PROBLEM REQUIREMENTS >>
Report each line of the data that has "SDTVAR" somewhere in it.
-- ENTRIES SUPPLIED start --
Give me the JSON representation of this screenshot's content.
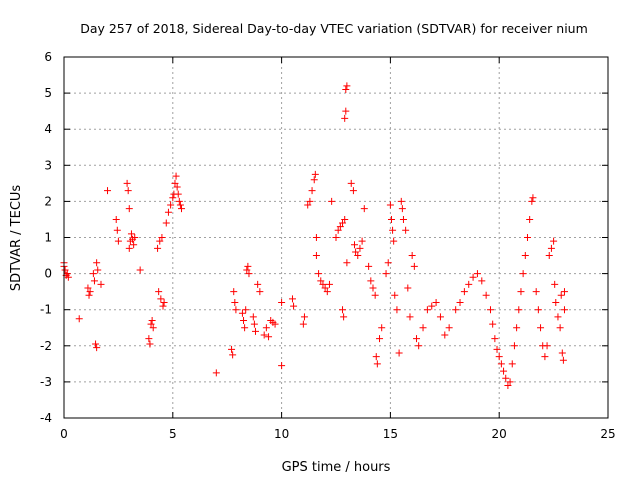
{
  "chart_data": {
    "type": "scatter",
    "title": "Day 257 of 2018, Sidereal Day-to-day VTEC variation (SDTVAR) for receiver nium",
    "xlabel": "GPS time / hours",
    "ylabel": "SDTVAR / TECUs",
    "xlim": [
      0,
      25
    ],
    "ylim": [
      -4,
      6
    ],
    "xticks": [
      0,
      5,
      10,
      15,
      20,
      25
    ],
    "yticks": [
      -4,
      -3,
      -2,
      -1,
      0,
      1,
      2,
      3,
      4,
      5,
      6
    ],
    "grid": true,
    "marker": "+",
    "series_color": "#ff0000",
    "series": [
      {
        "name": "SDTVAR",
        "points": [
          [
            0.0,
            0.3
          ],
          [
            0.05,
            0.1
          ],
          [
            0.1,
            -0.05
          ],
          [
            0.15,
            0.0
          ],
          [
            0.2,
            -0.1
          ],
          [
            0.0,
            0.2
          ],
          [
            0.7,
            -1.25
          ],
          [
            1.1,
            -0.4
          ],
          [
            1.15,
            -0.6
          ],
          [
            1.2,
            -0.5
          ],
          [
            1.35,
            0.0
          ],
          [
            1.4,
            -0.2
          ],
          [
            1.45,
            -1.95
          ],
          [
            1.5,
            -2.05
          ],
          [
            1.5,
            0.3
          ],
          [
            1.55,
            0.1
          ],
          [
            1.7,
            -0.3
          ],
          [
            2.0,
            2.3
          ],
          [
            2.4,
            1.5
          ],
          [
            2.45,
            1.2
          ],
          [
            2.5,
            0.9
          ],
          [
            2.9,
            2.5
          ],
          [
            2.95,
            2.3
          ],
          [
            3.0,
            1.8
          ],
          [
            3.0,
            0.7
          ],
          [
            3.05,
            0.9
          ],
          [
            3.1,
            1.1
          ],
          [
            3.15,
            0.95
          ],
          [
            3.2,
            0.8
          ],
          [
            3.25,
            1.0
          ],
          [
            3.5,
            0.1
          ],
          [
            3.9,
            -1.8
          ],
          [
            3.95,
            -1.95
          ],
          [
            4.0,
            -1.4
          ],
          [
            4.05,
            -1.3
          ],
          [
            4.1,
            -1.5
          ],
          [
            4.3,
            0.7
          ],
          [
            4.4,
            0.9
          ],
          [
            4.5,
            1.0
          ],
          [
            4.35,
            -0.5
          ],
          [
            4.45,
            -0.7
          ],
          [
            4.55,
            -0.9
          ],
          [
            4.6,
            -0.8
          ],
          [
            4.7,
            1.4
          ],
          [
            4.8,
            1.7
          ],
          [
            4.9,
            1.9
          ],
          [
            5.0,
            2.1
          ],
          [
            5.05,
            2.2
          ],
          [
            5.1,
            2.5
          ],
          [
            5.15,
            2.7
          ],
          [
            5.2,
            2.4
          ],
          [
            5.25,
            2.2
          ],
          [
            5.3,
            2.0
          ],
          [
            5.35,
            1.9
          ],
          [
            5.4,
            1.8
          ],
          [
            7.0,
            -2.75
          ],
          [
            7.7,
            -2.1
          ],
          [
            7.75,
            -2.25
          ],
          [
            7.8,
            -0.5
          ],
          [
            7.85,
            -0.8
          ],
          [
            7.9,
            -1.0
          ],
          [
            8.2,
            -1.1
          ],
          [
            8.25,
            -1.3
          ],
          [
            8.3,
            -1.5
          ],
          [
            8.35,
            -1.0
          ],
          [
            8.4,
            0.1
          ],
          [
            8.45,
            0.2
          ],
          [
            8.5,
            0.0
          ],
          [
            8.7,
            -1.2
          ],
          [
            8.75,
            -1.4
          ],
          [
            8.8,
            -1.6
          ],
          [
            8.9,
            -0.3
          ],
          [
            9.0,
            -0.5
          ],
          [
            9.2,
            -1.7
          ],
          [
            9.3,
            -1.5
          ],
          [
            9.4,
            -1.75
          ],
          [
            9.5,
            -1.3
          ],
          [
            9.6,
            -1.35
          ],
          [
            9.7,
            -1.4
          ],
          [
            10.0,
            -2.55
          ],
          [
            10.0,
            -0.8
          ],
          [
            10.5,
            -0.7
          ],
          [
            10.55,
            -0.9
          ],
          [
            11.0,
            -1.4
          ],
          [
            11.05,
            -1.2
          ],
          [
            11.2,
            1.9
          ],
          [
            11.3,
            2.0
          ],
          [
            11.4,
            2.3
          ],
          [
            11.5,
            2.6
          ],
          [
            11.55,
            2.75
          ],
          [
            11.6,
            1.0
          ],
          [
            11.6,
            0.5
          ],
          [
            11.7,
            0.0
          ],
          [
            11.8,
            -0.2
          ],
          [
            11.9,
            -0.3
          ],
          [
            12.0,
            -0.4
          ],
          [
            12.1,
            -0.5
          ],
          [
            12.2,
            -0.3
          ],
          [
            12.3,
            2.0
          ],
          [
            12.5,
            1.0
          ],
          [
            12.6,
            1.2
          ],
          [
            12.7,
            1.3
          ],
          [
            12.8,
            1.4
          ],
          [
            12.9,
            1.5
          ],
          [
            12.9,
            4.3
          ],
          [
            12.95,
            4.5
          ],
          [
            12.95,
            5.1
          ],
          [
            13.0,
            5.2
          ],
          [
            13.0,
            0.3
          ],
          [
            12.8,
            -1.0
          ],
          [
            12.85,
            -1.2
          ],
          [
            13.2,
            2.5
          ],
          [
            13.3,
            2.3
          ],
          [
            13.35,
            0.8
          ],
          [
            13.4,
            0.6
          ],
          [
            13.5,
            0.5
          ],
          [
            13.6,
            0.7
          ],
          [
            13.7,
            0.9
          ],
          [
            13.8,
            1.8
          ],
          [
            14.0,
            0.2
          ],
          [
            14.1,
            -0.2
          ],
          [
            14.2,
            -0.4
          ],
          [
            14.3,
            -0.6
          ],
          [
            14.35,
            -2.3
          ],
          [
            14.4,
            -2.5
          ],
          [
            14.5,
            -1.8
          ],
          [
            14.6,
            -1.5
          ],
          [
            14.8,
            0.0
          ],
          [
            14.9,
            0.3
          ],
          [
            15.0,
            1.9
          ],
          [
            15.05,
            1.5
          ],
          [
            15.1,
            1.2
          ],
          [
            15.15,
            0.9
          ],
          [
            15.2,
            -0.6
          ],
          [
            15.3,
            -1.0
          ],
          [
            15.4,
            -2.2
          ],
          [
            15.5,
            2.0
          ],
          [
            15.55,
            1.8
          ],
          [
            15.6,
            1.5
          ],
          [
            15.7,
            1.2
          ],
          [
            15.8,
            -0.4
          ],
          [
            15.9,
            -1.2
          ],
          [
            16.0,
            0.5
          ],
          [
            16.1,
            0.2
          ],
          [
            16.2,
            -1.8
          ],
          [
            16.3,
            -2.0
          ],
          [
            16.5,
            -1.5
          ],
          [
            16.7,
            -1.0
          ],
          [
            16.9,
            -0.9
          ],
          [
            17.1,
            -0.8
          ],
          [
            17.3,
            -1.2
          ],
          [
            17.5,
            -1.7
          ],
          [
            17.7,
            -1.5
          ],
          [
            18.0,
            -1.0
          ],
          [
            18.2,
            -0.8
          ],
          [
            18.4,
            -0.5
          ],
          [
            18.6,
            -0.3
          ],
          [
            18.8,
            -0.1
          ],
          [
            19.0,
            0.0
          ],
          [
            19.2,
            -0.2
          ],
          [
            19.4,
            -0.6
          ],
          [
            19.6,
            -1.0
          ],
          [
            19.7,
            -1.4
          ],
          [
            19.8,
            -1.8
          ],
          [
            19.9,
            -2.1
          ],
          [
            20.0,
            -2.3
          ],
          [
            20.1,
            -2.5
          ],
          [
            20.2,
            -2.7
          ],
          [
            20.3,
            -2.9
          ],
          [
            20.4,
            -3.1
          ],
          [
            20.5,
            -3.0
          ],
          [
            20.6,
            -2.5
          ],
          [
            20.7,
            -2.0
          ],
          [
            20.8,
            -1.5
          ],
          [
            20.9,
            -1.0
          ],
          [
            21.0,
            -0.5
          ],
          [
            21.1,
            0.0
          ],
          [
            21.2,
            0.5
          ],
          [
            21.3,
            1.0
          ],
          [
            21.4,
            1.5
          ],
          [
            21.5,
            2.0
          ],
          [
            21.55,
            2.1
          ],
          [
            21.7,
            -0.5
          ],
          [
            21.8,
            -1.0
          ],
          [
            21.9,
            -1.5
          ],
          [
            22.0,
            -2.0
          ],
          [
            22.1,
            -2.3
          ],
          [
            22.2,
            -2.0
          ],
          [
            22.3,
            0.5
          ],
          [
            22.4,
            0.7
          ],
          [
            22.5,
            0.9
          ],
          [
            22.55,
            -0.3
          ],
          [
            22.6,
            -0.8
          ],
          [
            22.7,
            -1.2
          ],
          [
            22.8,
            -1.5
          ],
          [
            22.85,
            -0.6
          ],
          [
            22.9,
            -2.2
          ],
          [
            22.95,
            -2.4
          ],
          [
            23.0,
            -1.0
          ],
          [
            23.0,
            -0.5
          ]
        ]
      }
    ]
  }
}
-- ENTRIES SUPPLIED end --
FINISHED EXERCISE >>
    "title": "Day 257 of 2018, Sidereal Day-to-day VTEC variation (SDTVAR) for receiver nium",
    "ylabel": "SDTVAR / TECUs",
        "name": "SDTVAR",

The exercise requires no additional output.